- [PROBLEM DESCRIPTION]: In the entries below, how many lines hold the string "JSON"? Give only the number.

- [ITEMS]:
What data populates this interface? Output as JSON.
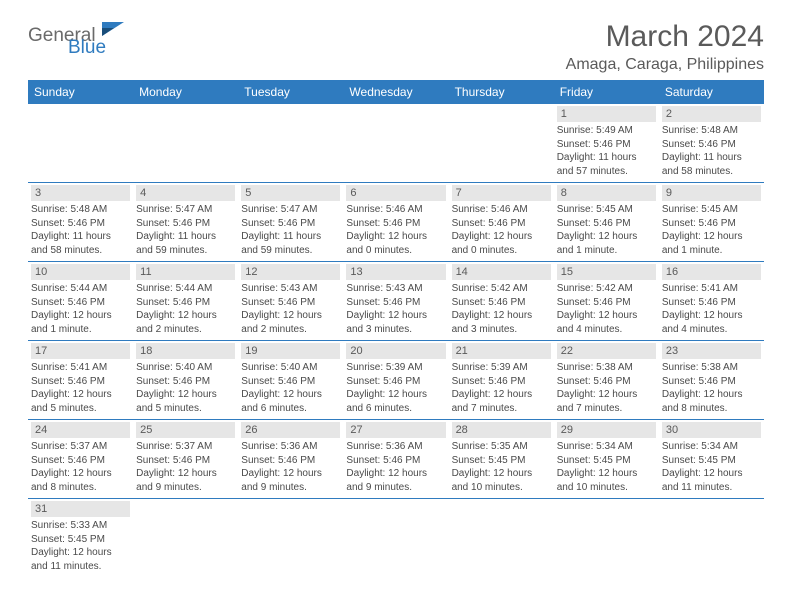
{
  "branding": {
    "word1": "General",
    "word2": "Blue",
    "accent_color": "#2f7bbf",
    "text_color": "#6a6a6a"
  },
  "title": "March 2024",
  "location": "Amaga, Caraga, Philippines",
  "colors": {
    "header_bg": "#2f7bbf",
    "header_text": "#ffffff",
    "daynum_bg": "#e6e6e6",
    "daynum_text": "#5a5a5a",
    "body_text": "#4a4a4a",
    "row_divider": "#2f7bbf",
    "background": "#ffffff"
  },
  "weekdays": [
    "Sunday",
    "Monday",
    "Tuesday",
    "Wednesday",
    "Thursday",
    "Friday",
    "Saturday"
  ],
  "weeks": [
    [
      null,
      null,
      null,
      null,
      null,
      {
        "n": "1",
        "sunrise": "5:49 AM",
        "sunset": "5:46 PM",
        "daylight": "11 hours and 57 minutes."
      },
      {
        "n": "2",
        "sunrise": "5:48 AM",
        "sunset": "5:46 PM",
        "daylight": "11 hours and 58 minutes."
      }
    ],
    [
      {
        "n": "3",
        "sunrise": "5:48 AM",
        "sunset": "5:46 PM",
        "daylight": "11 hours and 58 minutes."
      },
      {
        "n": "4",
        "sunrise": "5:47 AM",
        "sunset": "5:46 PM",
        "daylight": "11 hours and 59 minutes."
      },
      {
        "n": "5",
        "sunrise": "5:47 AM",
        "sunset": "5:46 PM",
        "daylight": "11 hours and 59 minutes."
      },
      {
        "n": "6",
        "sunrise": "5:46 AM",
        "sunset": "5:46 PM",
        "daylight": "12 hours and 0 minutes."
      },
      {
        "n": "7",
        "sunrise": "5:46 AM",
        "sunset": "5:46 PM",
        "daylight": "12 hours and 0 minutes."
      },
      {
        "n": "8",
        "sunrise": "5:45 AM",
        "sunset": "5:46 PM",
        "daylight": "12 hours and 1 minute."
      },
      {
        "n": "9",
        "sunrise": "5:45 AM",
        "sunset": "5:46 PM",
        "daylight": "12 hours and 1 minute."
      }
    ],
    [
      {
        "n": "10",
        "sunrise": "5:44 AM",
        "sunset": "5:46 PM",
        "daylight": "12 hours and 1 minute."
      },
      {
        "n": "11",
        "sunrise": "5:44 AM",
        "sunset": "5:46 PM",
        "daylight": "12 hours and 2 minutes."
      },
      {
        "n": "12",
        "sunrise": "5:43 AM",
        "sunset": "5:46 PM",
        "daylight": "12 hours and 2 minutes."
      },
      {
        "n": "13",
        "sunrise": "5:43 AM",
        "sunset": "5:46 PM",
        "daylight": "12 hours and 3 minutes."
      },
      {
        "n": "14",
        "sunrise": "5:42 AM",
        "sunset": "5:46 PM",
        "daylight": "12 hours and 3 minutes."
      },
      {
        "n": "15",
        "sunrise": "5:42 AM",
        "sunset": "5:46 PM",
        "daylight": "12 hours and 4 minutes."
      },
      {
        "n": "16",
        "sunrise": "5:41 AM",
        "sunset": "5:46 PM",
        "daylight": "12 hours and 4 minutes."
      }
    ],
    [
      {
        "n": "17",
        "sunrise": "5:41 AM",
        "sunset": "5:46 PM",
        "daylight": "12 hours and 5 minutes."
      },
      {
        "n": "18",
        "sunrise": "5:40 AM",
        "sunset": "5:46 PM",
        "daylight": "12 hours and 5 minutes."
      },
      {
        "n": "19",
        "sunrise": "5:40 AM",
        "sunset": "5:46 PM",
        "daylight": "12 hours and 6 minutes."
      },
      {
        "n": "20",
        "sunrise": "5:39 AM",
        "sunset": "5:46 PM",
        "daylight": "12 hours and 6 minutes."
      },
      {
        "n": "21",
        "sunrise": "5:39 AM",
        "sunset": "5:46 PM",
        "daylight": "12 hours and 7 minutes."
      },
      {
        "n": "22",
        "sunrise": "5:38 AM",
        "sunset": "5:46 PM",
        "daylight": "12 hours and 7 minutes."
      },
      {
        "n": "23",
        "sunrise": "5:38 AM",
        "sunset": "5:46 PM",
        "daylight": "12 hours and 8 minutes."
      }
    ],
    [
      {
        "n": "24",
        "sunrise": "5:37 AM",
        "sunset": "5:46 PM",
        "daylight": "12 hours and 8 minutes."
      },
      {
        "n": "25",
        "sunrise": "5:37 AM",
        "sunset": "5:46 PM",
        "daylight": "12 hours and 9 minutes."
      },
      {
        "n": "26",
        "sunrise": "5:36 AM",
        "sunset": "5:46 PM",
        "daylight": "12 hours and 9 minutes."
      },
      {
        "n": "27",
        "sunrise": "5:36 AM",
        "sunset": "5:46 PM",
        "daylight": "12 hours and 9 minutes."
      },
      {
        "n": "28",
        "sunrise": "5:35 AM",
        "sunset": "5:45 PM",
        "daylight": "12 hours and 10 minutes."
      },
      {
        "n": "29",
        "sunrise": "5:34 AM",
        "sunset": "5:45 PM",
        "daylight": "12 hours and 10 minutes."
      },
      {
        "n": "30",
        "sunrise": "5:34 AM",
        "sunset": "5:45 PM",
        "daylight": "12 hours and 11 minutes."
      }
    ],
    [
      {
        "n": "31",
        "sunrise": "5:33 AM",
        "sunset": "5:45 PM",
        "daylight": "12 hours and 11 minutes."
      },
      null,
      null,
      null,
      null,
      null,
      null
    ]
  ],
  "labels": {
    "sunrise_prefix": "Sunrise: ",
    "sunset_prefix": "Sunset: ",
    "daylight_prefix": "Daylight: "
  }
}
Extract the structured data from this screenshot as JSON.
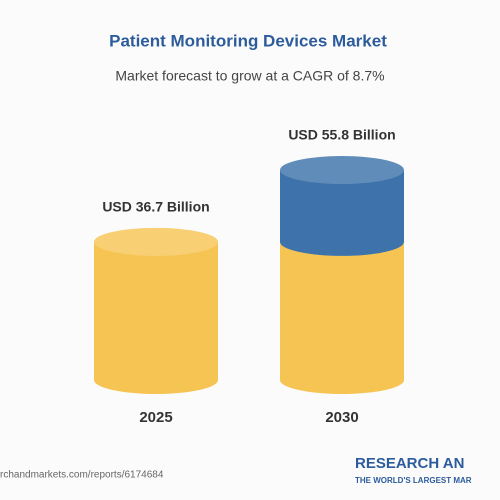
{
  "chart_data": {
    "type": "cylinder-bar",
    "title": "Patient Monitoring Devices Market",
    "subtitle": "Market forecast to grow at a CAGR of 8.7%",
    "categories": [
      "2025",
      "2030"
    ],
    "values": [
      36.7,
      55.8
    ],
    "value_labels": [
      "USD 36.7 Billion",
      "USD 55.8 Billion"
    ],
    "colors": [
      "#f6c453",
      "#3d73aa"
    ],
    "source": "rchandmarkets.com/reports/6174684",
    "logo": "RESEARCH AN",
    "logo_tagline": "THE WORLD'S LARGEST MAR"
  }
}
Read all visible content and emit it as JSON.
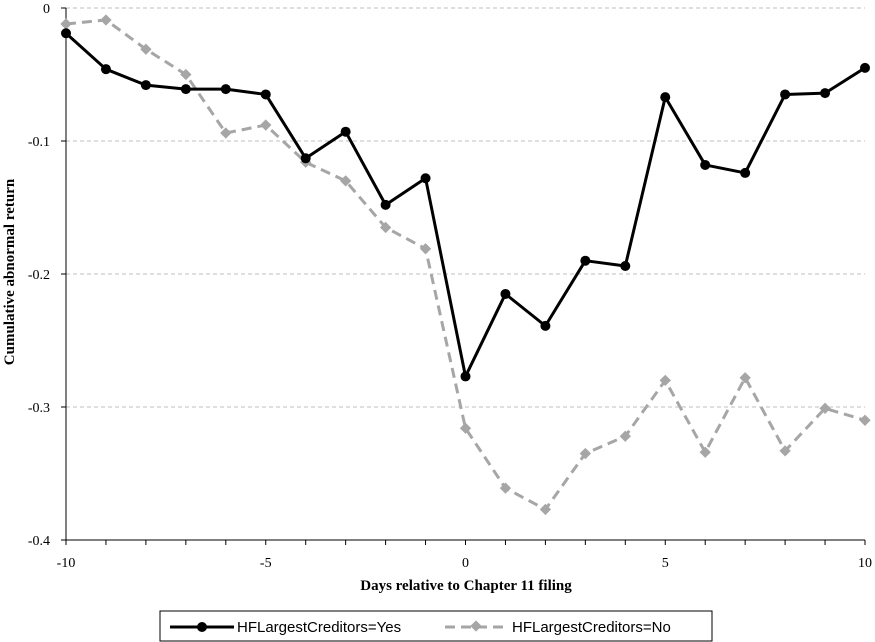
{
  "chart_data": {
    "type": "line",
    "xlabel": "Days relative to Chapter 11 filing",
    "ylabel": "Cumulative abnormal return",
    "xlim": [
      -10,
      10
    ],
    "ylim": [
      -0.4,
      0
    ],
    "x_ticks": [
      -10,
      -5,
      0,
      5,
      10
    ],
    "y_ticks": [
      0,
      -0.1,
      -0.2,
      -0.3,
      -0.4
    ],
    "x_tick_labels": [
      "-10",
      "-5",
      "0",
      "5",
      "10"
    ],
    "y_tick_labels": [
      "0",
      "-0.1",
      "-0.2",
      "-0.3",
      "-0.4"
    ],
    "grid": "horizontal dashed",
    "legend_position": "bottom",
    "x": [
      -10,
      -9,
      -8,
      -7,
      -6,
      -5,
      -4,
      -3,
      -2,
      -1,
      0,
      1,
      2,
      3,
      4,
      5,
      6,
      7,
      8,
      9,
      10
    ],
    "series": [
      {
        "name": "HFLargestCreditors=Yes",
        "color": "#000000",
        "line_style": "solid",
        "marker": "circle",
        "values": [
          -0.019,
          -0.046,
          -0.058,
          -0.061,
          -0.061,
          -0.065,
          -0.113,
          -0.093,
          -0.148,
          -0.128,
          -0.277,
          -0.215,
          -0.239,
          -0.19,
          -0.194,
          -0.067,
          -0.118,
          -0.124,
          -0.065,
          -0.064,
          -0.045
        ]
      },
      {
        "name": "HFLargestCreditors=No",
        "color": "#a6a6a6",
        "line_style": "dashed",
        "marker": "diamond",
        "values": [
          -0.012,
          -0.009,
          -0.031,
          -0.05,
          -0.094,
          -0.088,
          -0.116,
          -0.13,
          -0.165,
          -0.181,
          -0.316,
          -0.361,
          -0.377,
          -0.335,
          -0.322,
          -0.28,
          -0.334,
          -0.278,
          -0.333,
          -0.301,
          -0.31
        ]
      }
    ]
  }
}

- [SOLUTION TO THIS TASK]: 3